_What the exercise asks_
Reproduce the full listing that appears beneath this instruction exactly.

_Provided data_
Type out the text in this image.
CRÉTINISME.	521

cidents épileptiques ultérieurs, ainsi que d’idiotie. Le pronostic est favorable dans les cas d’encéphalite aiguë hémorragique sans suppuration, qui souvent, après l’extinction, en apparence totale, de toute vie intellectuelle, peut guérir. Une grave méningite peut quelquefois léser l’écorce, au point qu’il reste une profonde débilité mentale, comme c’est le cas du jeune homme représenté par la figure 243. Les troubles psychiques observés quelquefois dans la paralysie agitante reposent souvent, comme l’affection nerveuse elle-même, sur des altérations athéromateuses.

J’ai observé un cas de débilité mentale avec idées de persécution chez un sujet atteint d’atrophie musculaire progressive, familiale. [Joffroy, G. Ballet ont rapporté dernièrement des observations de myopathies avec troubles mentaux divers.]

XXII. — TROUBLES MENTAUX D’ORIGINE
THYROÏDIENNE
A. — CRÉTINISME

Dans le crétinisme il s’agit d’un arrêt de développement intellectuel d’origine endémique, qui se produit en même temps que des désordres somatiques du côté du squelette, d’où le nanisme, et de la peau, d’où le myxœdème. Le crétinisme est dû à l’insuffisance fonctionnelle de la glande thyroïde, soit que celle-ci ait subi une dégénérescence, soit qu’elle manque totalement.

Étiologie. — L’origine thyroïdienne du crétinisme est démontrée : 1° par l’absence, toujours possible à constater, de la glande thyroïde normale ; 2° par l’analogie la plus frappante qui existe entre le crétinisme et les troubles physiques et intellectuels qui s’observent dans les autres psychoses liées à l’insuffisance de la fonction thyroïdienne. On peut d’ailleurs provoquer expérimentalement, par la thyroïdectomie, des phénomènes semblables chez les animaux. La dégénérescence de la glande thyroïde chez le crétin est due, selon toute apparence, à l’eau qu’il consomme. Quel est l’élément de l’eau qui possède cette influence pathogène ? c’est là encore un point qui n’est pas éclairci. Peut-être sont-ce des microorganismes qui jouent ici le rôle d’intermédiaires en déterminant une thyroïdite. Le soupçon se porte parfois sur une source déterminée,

_Output for this task_
Type out the text in this image.
CRÉTINISME.	521

cidents épileptiques ultérieurs, ainsi que d’idiotie. Le pronostic est favorable dans les cas d’encéphalite aiguë hémorragique sans suppuration, qui souvent, après l’extinction, en apparence totale, de toute vie intellectuelle, peut guérir. Une grave méningite peut quelquefois léser l’écorce, au point qu’il reste une profonde débilité mentale, comme c’est le cas du jeune homme représenté par la figure 243. Les troubles psychiques observés quelquefois dans la paralysie agitante reposent souvent, comme l’affection nerveuse elle-même, sur des altérations athéromateuses.

J’ai observé un cas de débilité mentale avec idées de persécution chez un sujet atteint d’atrophie musculaire progressive, familiale. [Joffroy, G. Ballet ont rapporté dernièrement des observations de myopathies avec troubles mentaux divers.]

XXII. — TROUBLES MENTAUX D’ORIGINE
THYROÏDIENNE
A. — CRÉTINISME

Dans le crétinisme il s’agit d’un arrêt de développement intellectuel d’origine endémique, qui se produit en même temps que des désordres somatiques du côté du squelette, d’où le nanisme, et de la peau, d’où le myxœdème. Le crétinisme est dû à l’insuffisance fonctionnelle de la glande thyroïde, soit que celle-ci ait subi une dégénérescence, soit qu’elle manque totalement.

Étiologie. — L’origine thyroïdienne du crétinisme est démontrée : 1° par l’absence, toujours possible à constater, de la glande thyroïde normale ; 2° par l’analogie la plus frappante qui existe entre le crétinisme et les troubles physiques et intellectuels qui s’observent dans les autres psychoses liées à l’insuffisance de la fonction thyroïdienne. On peut d’ailleurs provoquer expérimentalement, par la thyroïdectomie, des phénomènes semblables chez les animaux. La dégénérescence de la glande thyroïde chez le crétin est due, selon toute apparence, à l’eau qu’il consomme. Quel est l’élément de l’eau qui possède cette influence pathogène ? c’est là encore un point qui n’est pas éclairci. Peut-être sont-ce des microorganismes qui jouent ici le rôle d’intermédiaires en déterminant une thyroïdite. Le soupçon se porte parfois sur une source déterminée,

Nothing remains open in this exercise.